Text:
++++++++++

Therefore, the objective of the present study was to determine the association of MiR-146a variants rs2910164 (C/G), rs57095329 (A/G), and rs73318382 (A/C) and MiR-196a2 variant rs11614913 (C/T) with chronic periodontitis.

Materials and Methods

Setting

The study participants were examined at the outpatient Department of Periodontics, Sri Ramachandra University, Chennai. The study was approved by the Institutional Ethics Committee [IEC-NI/13/OCT/36/82] of Sri Ramachandra University, Chennai. Informed consent was obtained from all the study participants.

++++++++++

Study material:
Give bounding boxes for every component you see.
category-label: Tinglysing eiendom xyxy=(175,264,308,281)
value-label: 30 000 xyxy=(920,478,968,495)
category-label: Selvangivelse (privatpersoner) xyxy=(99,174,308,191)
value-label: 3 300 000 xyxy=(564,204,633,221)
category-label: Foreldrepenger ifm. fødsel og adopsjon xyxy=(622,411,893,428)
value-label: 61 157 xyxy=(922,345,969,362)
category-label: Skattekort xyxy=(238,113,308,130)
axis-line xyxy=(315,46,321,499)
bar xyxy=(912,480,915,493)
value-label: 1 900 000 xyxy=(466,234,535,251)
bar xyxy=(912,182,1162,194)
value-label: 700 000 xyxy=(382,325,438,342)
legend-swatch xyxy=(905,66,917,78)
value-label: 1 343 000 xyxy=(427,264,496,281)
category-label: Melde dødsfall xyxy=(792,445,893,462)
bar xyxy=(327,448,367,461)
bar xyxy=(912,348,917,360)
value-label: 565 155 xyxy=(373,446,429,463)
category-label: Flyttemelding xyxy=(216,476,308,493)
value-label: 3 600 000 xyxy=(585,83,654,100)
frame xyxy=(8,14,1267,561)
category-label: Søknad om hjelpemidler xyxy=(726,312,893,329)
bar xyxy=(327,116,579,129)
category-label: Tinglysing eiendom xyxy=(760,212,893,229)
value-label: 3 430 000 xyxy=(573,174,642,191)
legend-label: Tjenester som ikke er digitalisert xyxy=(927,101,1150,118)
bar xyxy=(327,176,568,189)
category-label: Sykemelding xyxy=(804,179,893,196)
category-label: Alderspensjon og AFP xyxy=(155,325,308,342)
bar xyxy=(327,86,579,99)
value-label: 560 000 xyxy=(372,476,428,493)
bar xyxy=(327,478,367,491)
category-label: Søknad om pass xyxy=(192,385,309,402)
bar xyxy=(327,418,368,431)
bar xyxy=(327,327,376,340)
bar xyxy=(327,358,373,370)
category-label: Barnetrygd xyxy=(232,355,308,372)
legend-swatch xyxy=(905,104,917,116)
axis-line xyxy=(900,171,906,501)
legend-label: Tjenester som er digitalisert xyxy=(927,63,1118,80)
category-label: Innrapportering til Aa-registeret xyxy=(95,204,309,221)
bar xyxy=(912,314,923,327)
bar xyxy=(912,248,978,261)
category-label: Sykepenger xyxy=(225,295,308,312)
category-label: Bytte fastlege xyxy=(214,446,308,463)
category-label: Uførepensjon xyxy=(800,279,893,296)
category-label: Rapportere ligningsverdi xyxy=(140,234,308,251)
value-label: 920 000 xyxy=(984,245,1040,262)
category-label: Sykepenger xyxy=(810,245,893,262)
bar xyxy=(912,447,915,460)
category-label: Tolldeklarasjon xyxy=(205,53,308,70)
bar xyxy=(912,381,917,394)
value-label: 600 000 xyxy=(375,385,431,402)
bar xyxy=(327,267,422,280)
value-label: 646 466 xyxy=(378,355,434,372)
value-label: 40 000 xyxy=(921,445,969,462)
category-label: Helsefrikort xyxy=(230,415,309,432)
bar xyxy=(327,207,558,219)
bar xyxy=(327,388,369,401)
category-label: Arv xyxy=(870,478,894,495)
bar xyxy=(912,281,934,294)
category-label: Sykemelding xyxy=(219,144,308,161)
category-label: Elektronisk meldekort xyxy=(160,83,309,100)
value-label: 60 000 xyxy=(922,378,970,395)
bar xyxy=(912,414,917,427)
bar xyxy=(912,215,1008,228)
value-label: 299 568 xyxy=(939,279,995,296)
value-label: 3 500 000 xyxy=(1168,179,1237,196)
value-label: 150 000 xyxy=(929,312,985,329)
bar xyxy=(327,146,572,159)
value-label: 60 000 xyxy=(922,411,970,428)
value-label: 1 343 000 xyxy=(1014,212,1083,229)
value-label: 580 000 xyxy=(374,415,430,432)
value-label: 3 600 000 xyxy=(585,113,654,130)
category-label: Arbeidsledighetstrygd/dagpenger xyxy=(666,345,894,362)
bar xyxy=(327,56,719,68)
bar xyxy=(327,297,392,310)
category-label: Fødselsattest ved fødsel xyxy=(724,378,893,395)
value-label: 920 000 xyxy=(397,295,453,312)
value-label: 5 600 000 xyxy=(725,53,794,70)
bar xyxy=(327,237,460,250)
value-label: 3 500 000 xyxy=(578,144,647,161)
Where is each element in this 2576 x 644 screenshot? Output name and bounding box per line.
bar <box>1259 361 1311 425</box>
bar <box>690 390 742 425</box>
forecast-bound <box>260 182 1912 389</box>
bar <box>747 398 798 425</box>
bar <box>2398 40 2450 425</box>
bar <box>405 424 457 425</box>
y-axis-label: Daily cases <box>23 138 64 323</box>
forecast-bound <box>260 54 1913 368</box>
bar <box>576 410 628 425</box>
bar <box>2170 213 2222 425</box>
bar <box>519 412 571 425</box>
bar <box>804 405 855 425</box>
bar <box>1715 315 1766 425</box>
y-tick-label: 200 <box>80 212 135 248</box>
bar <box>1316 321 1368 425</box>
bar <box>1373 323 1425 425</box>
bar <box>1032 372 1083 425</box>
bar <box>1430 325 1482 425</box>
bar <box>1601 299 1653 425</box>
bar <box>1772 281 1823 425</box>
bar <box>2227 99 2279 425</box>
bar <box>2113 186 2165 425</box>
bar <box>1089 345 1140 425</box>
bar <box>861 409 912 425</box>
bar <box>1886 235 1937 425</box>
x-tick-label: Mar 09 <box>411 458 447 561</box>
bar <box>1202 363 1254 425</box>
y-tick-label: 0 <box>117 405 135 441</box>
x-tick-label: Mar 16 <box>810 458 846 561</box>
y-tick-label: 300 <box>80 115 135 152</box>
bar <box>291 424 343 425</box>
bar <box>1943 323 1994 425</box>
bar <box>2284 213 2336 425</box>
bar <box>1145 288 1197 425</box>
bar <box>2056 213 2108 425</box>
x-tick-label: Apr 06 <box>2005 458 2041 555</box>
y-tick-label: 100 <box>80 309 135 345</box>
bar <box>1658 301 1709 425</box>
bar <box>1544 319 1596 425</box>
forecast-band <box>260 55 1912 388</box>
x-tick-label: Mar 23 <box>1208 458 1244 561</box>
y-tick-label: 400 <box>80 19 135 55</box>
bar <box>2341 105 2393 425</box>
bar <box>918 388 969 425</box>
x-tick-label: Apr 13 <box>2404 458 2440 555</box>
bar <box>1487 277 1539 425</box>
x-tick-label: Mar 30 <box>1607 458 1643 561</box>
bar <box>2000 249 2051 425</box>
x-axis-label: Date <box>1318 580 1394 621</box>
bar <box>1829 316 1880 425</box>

++++++++++

What you need to do:
**1.** Answer these questions from the study excerpt:
(a) Which variant of MiR-196a2 did the study examine?
(b) In which department were the participants examined?
(c) Which body approved the study?
**2.** Copy the part of the study excerpt starting at "The study participants were" and ending at "the study participants.".
The lines have no connection to the study excerpt.

Solutions to the problems:
**1.**
(a) rs11614913 (C/T)
(b) The outpatient Department of Periodontics, Sri Ramachandra University, Chennai
(c) The Institutional Ethics Committee [IEC-NI/13/OCT/36/82] of Sri Ramachandra University, Chennai

**2.**
The study participants were examined at the outpatient Department of Periodontics, Sri Ramachandra University, Chennai. The study was approved by the Institutional Ethics Committee [IEC-NI/13/OCT/36/82] of Sri Ramachandra University, Chennai. Informed consent was obtained from all the study participants.